* [Short exercise] Go through the lines below. Copy those with "votave".
┌─ Records shown
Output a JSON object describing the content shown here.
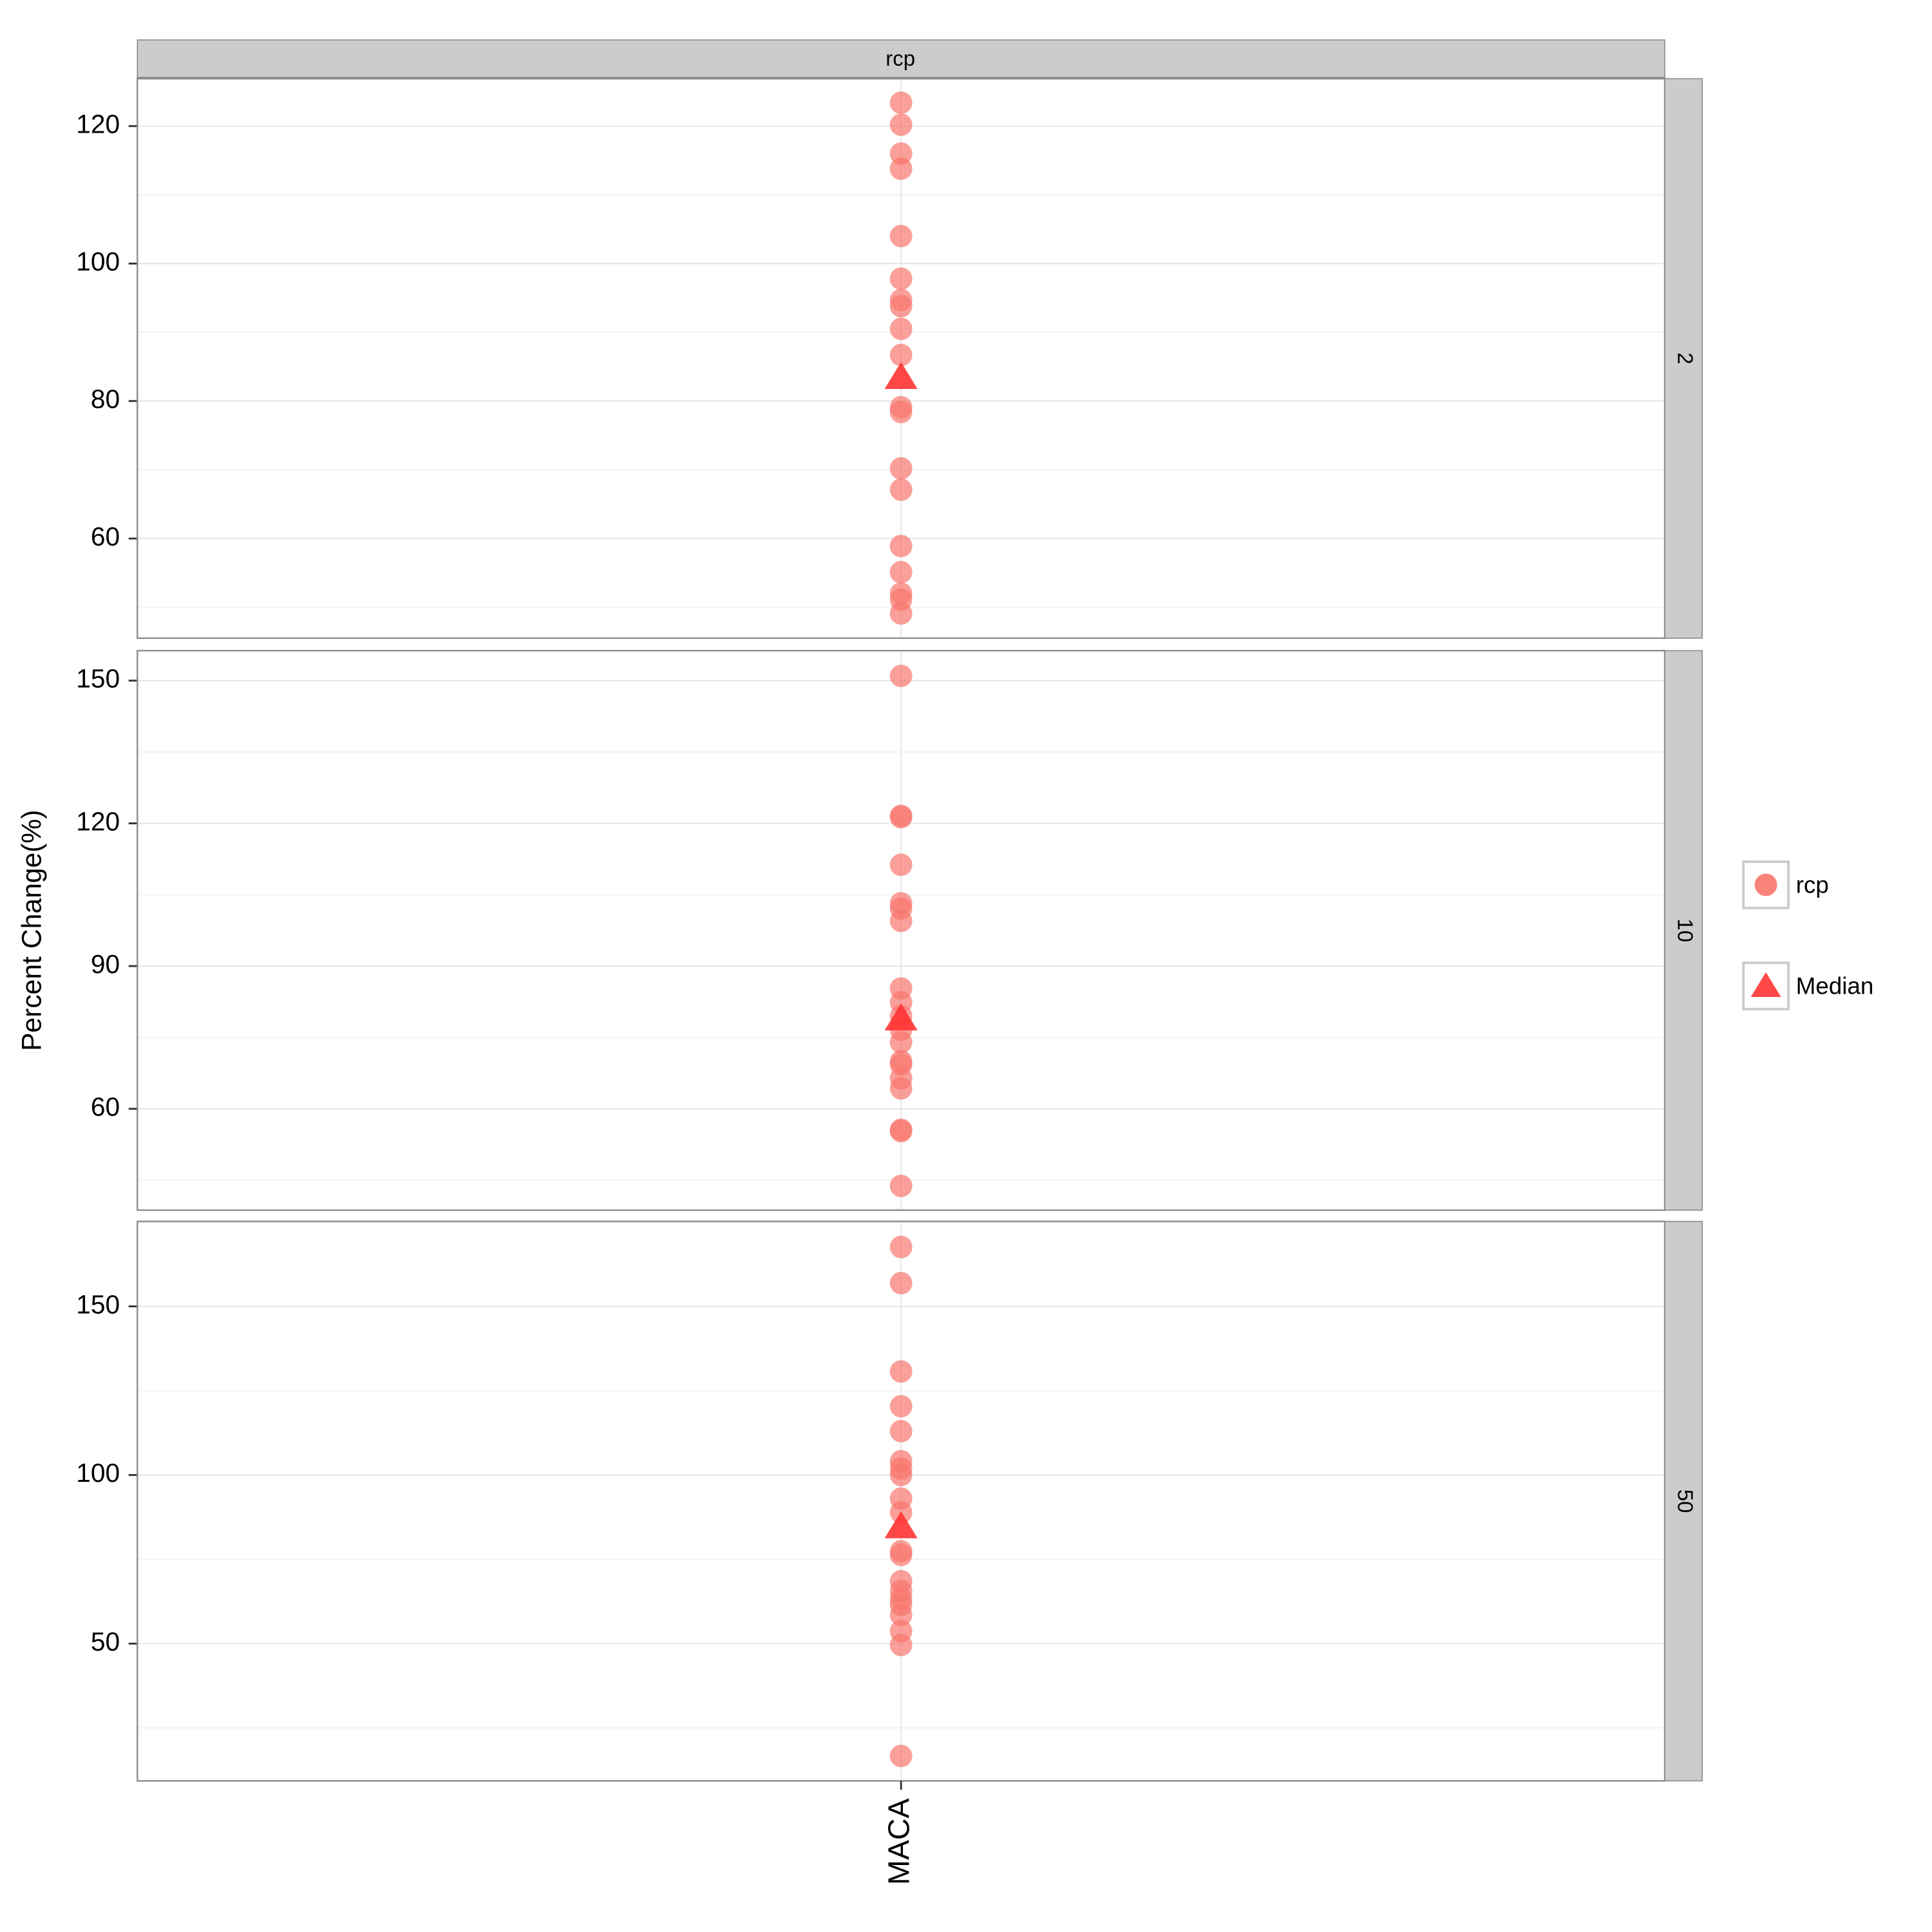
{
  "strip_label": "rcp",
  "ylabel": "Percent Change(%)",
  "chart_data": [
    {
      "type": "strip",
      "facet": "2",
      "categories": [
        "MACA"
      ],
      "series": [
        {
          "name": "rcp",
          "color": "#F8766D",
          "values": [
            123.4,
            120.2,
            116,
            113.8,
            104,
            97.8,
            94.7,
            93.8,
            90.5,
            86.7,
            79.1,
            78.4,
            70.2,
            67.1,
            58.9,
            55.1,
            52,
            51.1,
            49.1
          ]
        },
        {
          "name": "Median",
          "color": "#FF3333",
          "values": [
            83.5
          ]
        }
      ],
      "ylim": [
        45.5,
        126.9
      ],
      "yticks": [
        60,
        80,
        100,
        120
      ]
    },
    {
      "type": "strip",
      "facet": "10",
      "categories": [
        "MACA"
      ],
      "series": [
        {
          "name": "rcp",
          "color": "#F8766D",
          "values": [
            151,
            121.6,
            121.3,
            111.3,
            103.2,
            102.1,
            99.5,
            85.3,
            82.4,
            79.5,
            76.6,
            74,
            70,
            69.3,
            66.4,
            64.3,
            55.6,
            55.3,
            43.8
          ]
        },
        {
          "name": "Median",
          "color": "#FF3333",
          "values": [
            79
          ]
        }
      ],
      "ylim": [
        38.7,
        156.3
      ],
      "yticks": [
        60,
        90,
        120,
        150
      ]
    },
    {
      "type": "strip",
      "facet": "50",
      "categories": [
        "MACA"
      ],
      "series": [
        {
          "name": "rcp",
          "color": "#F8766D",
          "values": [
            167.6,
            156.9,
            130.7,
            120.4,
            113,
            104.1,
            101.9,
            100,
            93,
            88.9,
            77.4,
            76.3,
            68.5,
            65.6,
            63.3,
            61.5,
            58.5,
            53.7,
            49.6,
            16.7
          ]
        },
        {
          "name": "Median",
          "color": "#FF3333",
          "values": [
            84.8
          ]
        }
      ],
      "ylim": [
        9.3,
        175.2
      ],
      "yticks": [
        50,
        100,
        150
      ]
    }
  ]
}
└─
┌─ Records shown
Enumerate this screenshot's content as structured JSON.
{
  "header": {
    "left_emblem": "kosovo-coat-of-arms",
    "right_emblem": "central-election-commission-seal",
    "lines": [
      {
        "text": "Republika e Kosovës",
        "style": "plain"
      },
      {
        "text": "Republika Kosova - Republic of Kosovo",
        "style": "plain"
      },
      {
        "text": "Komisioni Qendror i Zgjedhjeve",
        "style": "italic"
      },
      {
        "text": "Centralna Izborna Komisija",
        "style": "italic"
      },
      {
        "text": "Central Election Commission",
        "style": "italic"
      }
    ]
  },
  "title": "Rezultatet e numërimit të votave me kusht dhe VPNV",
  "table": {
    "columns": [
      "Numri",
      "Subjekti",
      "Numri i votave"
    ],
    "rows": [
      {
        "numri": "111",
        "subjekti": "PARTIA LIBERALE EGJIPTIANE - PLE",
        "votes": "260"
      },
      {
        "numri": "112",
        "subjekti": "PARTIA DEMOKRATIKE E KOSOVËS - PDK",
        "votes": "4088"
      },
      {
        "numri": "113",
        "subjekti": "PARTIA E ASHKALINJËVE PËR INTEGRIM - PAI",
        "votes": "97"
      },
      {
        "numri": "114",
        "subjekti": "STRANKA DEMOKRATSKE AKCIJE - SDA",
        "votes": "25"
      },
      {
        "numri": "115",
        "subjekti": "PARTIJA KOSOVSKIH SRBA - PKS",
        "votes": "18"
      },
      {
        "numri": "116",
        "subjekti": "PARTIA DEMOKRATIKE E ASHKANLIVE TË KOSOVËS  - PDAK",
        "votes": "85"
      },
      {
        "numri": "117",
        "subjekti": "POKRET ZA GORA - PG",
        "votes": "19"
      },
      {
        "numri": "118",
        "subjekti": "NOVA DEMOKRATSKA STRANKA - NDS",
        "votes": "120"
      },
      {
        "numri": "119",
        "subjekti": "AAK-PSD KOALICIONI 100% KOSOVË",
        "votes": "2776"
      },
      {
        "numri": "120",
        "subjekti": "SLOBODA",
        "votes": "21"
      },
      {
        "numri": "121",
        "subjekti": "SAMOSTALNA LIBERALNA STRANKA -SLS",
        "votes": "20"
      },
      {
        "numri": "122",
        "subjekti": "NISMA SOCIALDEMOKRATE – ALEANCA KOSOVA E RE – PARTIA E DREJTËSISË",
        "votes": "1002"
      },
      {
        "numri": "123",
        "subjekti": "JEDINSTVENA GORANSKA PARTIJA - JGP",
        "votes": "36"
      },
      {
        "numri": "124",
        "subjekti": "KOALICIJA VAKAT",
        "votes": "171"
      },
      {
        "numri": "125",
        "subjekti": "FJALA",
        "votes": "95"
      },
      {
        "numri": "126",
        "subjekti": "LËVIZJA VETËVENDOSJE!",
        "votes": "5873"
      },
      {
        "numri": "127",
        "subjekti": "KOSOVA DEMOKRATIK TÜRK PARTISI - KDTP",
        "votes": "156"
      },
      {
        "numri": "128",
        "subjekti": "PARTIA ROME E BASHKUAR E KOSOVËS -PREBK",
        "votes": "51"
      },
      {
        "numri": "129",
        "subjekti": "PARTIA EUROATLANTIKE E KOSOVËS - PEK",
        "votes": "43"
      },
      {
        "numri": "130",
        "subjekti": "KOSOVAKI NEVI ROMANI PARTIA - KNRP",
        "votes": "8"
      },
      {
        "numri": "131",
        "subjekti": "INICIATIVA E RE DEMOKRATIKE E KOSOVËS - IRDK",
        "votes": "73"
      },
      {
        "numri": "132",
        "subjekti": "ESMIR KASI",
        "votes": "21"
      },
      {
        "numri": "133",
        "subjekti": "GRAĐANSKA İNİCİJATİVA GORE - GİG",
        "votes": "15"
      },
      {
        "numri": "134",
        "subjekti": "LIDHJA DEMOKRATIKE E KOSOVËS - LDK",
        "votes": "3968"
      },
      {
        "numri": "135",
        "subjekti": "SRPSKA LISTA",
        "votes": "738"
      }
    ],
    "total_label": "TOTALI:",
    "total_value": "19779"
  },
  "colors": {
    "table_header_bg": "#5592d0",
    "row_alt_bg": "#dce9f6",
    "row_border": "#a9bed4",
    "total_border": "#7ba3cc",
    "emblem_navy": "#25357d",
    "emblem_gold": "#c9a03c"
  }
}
└─
┌─ Records shown
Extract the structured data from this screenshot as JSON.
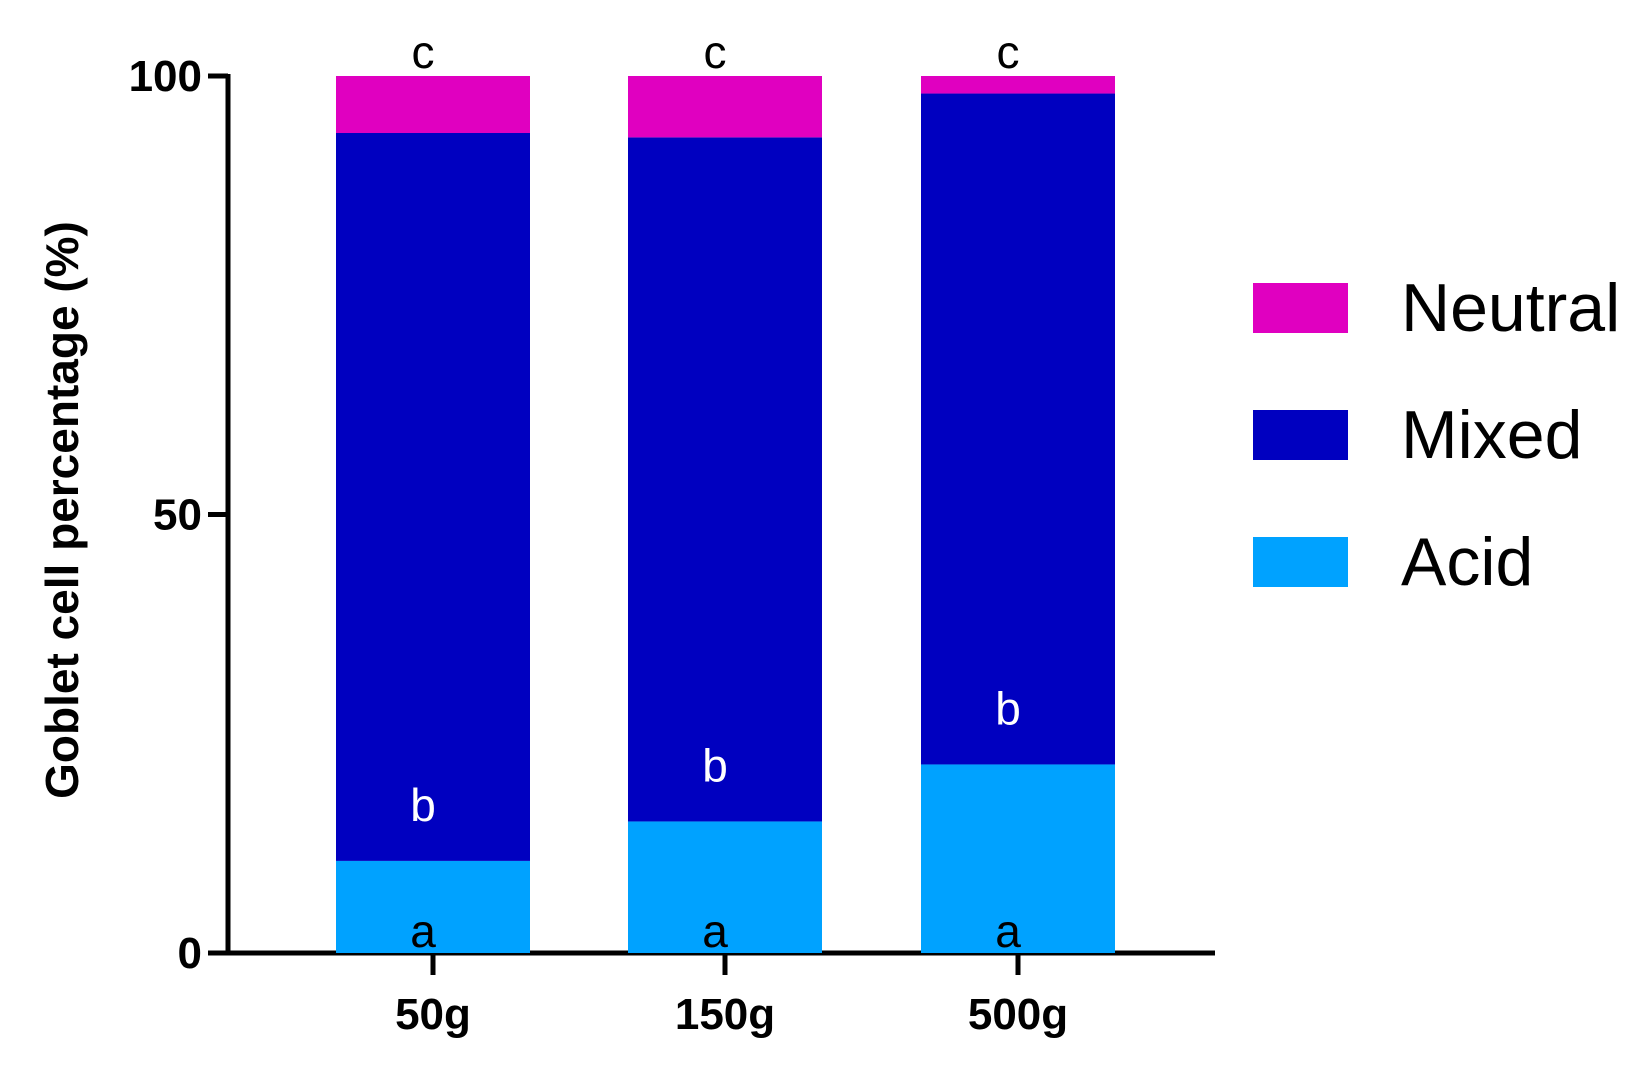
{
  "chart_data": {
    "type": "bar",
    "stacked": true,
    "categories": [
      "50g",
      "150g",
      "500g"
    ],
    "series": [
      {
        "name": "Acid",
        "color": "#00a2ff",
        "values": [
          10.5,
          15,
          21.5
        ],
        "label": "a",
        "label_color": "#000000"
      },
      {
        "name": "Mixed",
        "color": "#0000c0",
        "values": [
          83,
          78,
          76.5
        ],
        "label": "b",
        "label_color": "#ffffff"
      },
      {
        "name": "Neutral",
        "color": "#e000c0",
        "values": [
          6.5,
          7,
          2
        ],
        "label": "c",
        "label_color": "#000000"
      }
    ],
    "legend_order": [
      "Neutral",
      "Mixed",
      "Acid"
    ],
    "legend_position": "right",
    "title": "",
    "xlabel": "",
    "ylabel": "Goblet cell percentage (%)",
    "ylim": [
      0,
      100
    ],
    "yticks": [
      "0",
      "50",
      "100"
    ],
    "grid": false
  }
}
└─
* [Response to this exercise]
  "title": "Rezultatet e numërimit të votave me kusht dhe VPNV",
      "Numri i votave"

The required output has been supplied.